STATED PROBLEM: Repeat every row below word for word, and leave the pictures out of your copy.

[Labeled region rows]
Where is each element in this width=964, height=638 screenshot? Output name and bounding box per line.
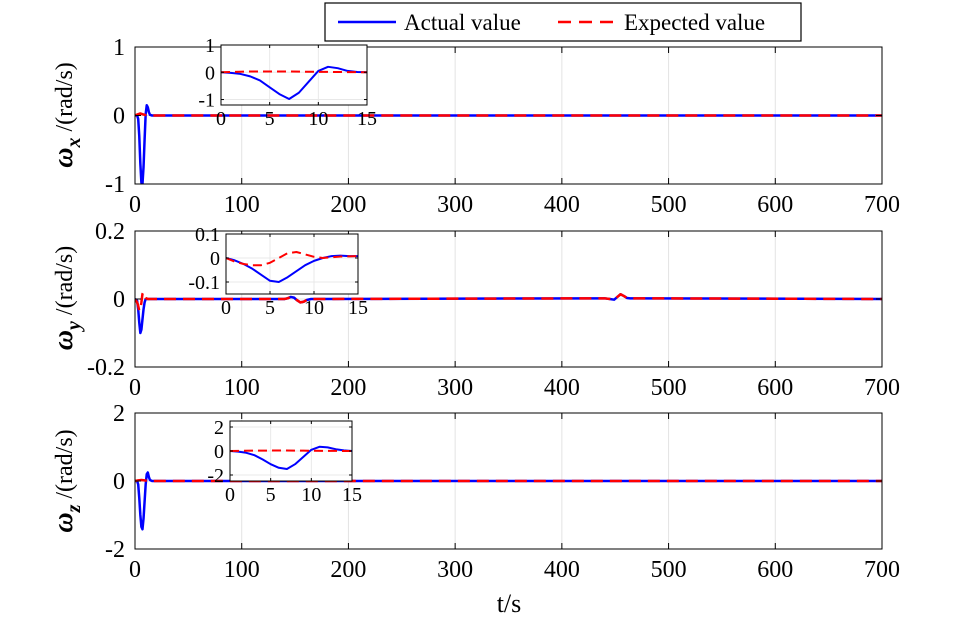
main-wy-xtick-label: 300 <box>437 375 473 401</box>
ylabel-wy: ωy /(rad/s) <box>48 246 85 350</box>
main-wz-ytick-label: 2 <box>113 401 125 427</box>
inset-wy-xtick-label: 0 <box>221 297 231 319</box>
main-wy-xtick-label: 500 <box>651 375 687 401</box>
main-wz-xtick-label: 600 <box>757 557 793 583</box>
inset-wz-ytick-label: 0 <box>214 441 224 463</box>
inset-wz: 0 5 10 15-202 <box>207 417 362 506</box>
inset-wz-xtick-label: 0 <box>225 484 235 506</box>
inset-wz-ytick-label: -2 <box>207 465 224 487</box>
inset-wy-xtick-label: 5 <box>265 297 275 319</box>
inset-wy-frame <box>225 233 359 295</box>
main-wx-xtick-label: 0 <box>129 192 141 218</box>
inset-wx-xtick-label: 5 <box>265 108 275 130</box>
main-wz-ytick-label: -2 <box>105 537 125 563</box>
inset-wx-series-expected <box>221 70 367 74</box>
inset-wy-ytick-label: -0.1 <box>188 272 220 294</box>
main-wz-series-actual <box>135 471 882 531</box>
main-wx-xtick-label: 700 <box>864 192 900 218</box>
inset-wx-xtick-label: 15 <box>357 108 377 130</box>
ylabel-wx: ωx /(rad/s) <box>48 62 85 168</box>
main-wz-xtick-label: 400 <box>544 557 580 583</box>
main-wy-xtick-label: 700 <box>864 375 900 401</box>
main-wy-xtick-label: 100 <box>224 375 260 401</box>
inset-wy-xtick-label: 10 <box>304 297 324 319</box>
legend: Actual value Expected value <box>324 2 802 42</box>
main-wy-ytick-label: 0.2 <box>95 219 125 245</box>
main-wx-ytick-label: 0 <box>113 104 125 130</box>
main-wz-xtick-label: 0 <box>129 557 141 583</box>
inset-wy-ytick-label: 0 <box>210 248 220 270</box>
main-wz-xtick-label: 200 <box>330 557 366 583</box>
main-wx-xtick-label: 300 <box>437 192 473 218</box>
main-wx-xtick-label: 100 <box>224 192 260 218</box>
inset-wx-xtick-label: 0 <box>216 108 226 130</box>
inset-wy-series-expected <box>226 251 358 267</box>
subplot-wy: 0 100 200 300 400 500 600 700-0.200.20 5 10 15-0.1… <box>48 219 900 401</box>
main-wz-xtick-label: 700 <box>864 557 900 583</box>
inset-wx-ytick-label: -1 <box>198 90 215 112</box>
main-wx-xtick-label: 400 <box>544 192 580 218</box>
x-axis-label: t/s <box>497 589 522 618</box>
main-wx-series-actual <box>135 103 882 184</box>
main-wy-series-expected <box>135 290 882 313</box>
inset-wx: 0 5 10 15-101 <box>198 35 377 130</box>
main-wy-xtick-label: 200 <box>330 375 366 401</box>
main-wy-xtick-label: 400 <box>544 375 580 401</box>
inset-wx-ytick-label: 0 <box>205 62 215 84</box>
main-wx-ytick-label: -1 <box>105 172 125 198</box>
main-wx-xtick-label: 500 <box>651 192 687 218</box>
main-wz-xtick-label: 500 <box>651 557 687 583</box>
inset-wy-ytick-label: 0.1 <box>195 224 220 246</box>
main-wx-series-expected <box>135 112 882 117</box>
inset-wz-xtick-label: 5 <box>266 484 276 506</box>
legend-expected-label: Expected value <box>624 10 765 35</box>
inset-wz-series-actual <box>230 445 352 470</box>
inset-wz-ytick-label: 2 <box>214 417 224 439</box>
inset-wx-frame <box>220 44 368 106</box>
inset-wx-ytick-label: 1 <box>205 35 215 57</box>
ylabel-wz: ωz /(rad/s) <box>48 429 85 532</box>
inset-wz-xtick-label: 15 <box>342 484 362 506</box>
plot-area-wy: 0 100 200 300 400 500 600 700-0.200.20 5 10 15-0.1… <box>87 219 900 401</box>
main-wz-xtick-label: 100 <box>224 557 260 583</box>
inset-wz-xtick-label: 10 <box>301 484 321 506</box>
inset-wy-series-actual <box>226 254 358 283</box>
inset-wy: 0 5 10 15-0.100.1 <box>188 224 368 319</box>
legend-actual-label: Actual value <box>404 10 521 35</box>
main-wz-ytick-label: 0 <box>113 469 125 495</box>
main-wx-ytick-label: 1 <box>113 35 125 61</box>
main-wy-xtick-label: 600 <box>757 375 793 401</box>
main-wy-ytick-label: 0 <box>113 287 125 313</box>
inset-wx-xtick-label: 10 <box>308 108 328 130</box>
inset-wx-series-actual <box>221 65 367 100</box>
main-wx-xtick-label: 600 <box>757 192 793 218</box>
main-wy-ytick-label: -0.2 <box>87 355 125 381</box>
main-wz-xtick-label: 300 <box>437 557 473 583</box>
inset-wy-xtick-label: 15 <box>348 297 368 319</box>
main-wy-xtick-label: 0 <box>129 375 141 401</box>
main-wx-xtick-label: 200 <box>330 192 366 218</box>
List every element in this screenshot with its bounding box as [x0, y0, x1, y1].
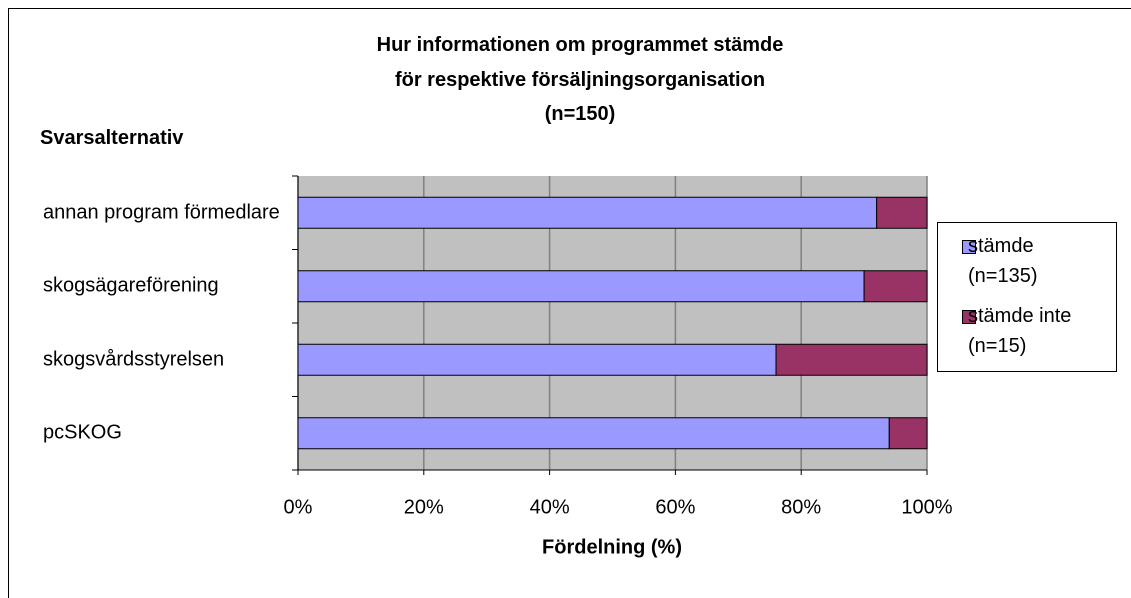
bar-segment [863, 270, 928, 303]
legend-swatch [962, 240, 976, 254]
category-label: pcSKOG [43, 421, 122, 444]
x-axis-label: Fördelning (%) [542, 536, 682, 559]
x-tick-label: 80% [781, 496, 822, 519]
bar-segment [876, 196, 928, 229]
bar-segment [297, 270, 865, 303]
x-tick-label: 100% [901, 496, 953, 519]
chart-border [8, 8, 1131, 598]
x-tick-label: 0% [283, 496, 313, 519]
bar-segment [775, 343, 928, 376]
category-label: skogsägareförening [43, 274, 219, 297]
bar-segment [888, 417, 928, 450]
bar-segment [297, 417, 890, 450]
chart-title: Hur informationen om programmet stämde [376, 34, 784, 56]
legend-label: stämde (n=135) [968, 235, 1038, 287]
legend-label: stämde inte (n=15) [968, 305, 1072, 357]
x-tick-label: 60% [655, 496, 696, 519]
bar-segment [297, 196, 878, 229]
legend: stämde (n=135) stämde inte (n=15) [937, 222, 1117, 372]
legend-swatch [962, 310, 976, 324]
y-axis-label: Svarsalternativ [40, 127, 184, 149]
category-label: annan program förmedlare [43, 201, 280, 224]
chart-title: för respektive försäljningsorganisation [394, 69, 766, 91]
chart-title: (n=150) [544, 103, 616, 125]
x-tick-label: 40% [529, 496, 570, 519]
bar-segment [297, 343, 777, 376]
category-label: skogsvårdsstyrelsen [43, 348, 225, 371]
x-tick-label: 20% [403, 496, 444, 519]
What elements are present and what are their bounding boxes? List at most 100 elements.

ANSWER TO THE TASK:
Where is each element in this width=964, height=638 screenshot? Output name and bounding box per line.
main-wy-xtick-label: 300 <box>437 375 473 401</box>
ylabel-wy: ωy /(rad/s) <box>48 246 85 350</box>
main-wz-ytick-label: 2 <box>113 401 125 427</box>
inset-wy-xtick-label: 0 <box>221 297 231 319</box>
main-wy-xtick-label: 500 <box>651 375 687 401</box>
main-wz-xtick-label: 600 <box>757 557 793 583</box>
inset-wz-ytick-label: 0 <box>214 441 224 463</box>
inset-wz: 0 5 10 15-202 <box>207 417 362 506</box>
inset-wz-xtick-label: 0 <box>225 484 235 506</box>
inset-wz-ytick-label: -2 <box>207 465 224 487</box>
inset-wy-xtick-label: 5 <box>265 297 275 319</box>
inset-wy-frame <box>225 233 359 295</box>
main-wx-xtick-label: 0 <box>129 192 141 218</box>
inset-wx-xtick-label: 5 <box>265 108 275 130</box>
main-wz-ytick-label: -2 <box>105 537 125 563</box>
inset-wx-series-expected <box>221 70 367 74</box>
inset-wy-ytick-label: -0.1 <box>188 272 220 294</box>
main-wz-series-actual <box>135 471 882 531</box>
main-wx-xtick-label: 700 <box>864 192 900 218</box>
inset-wx-xtick-label: 15 <box>357 108 377 130</box>
ylabel-wx: ωx /(rad/s) <box>48 62 85 168</box>
main-wz-xtick-label: 400 <box>544 557 580 583</box>
main-wy-xtick-label: 700 <box>864 375 900 401</box>
main-wy-xtick-label: 100 <box>224 375 260 401</box>
inset-wy-xtick-label: 10 <box>304 297 324 319</box>
legend: Actual value Expected value <box>324 2 802 42</box>
main-wy-ytick-label: 0.2 <box>95 219 125 245</box>
main-wx-ytick-label: 0 <box>113 104 125 130</box>
main-wz-xtick-label: 0 <box>129 557 141 583</box>
inset-wy-ytick-label: 0 <box>210 248 220 270</box>
main-wz-xtick-label: 200 <box>330 557 366 583</box>
main-wx-xtick-label: 300 <box>437 192 473 218</box>
main-wx-xtick-label: 100 <box>224 192 260 218</box>
inset-wx-xtick-label: 0 <box>216 108 226 130</box>
inset-wy-series-expected <box>226 251 358 267</box>
subplot-wy: 0 100 200 300 400 500 600 700-0.200.20 5 10 15-0.1… <box>48 219 900 401</box>
main-wz-xtick-label: 700 <box>864 557 900 583</box>
inset-wx-ytick-label: -1 <box>198 90 215 112</box>
main-wx-xtick-label: 400 <box>544 192 580 218</box>
x-axis-label: t/s <box>497 589 522 618</box>
main-wx-series-actual <box>135 103 882 184</box>
main-wy-series-expected <box>135 290 882 313</box>
inset-wx: 0 5 10 15-101 <box>198 35 377 130</box>
main-wy-xtick-label: 200 <box>330 375 366 401</box>
main-wy-xtick-label: 400 <box>544 375 580 401</box>
inset-wx-ytick-label: 0 <box>205 62 215 84</box>
main-wx-ytick-label: -1 <box>105 172 125 198</box>
main-wx-xtick-label: 500 <box>651 192 687 218</box>
main-wz-xtick-label: 500 <box>651 557 687 583</box>
inset-wy-ytick-label: 0.1 <box>195 224 220 246</box>
main-wx-series-expected <box>135 112 882 117</box>
inset-wz-xtick-label: 5 <box>266 484 276 506</box>
legend-expected-label: Expected value <box>624 10 765 35</box>
inset-wz-series-actual <box>230 445 352 470</box>
inset-wz-ytick-label: 2 <box>214 417 224 439</box>
inset-wx-frame <box>220 44 368 106</box>
inset-wx-ytick-label: 1 <box>205 35 215 57</box>
ylabel-wz: ωz /(rad/s) <box>48 429 85 532</box>
inset-wz-xtick-label: 15 <box>342 484 362 506</box>
plot-area-wy: 0 100 200 300 400 500 600 700-0.200.20 5 10 15-0.1… <box>87 219 900 401</box>
main-wz-xtick-label: 100 <box>224 557 260 583</box>
inset-wz-xtick-label: 10 <box>301 484 321 506</box>
inset-wy-series-actual <box>226 254 358 283</box>
inset-wy: 0 5 10 15-0.100.1 <box>188 224 368 319</box>
legend-actual-label: Actual value <box>404 10 521 35</box>
main-wz-ytick-label: 0 <box>113 469 125 495</box>
main-wx-ytick-label: 1 <box>113 35 125 61</box>
main-wy-xtick-label: 600 <box>757 375 793 401</box>
main-wy-ytick-label: 0 <box>113 287 125 313</box>
inset-wx-xtick-label: 10 <box>308 108 328 130</box>
inset-wx-series-actual <box>221 65 367 100</box>
main-wx-xtick-label: 600 <box>757 192 793 218</box>
main-wy-ytick-label: -0.2 <box>87 355 125 381</box>
main-wz-xtick-label: 300 <box>437 557 473 583</box>
inset-wy-xtick-label: 15 <box>348 297 368 319</box>
main-wy-xtick-label: 0 <box>129 375 141 401</box>
main-wx-xtick-label: 200 <box>330 192 366 218</box>
List every element in this screenshot with its bounding box as [x0, y0, x1, y1].
bar-segment [863, 270, 928, 303]
legend-swatch [962, 240, 976, 254]
category-label: pcSKOG [43, 421, 122, 444]
x-axis-label: Fördelning (%) [542, 536, 682, 559]
x-tick-label: 80% [781, 496, 822, 519]
bar-segment [876, 196, 928, 229]
bar-segment [297, 270, 865, 303]
x-tick-label: 100% [901, 496, 953, 519]
chart-border [8, 8, 1131, 598]
x-tick-label: 0% [283, 496, 313, 519]
bar-segment [775, 343, 928, 376]
category-label: skogsägareförening [43, 274, 219, 297]
bar-segment [888, 417, 928, 450]
bar-segment [297, 417, 890, 450]
chart-title: Hur informationen om programmet stämde [376, 34, 784, 56]
legend-label: stämde (n=135) [968, 235, 1038, 287]
legend-label: stämde inte (n=15) [968, 305, 1072, 357]
x-tick-label: 60% [655, 496, 696, 519]
bar-segment [297, 196, 878, 229]
legend: stämde (n=135) stämde inte (n=15) [937, 222, 1117, 372]
legend-swatch [962, 310, 976, 324]
y-axis-label: Svarsalternativ [40, 127, 184, 149]
category-label: annan program förmedlare [43, 201, 280, 224]
chart-title: för respektive försäljningsorganisation [394, 69, 766, 91]
chart-title: (n=150) [544, 103, 616, 125]
x-tick-label: 40% [529, 496, 570, 519]
bar-segment [297, 343, 777, 376]
category-label: skogsvårdsstyrelsen [43, 348, 225, 371]
x-tick-label: 20% [403, 496, 444, 519]
What elements are present and what are their bounding boxes? List at most 100 elements.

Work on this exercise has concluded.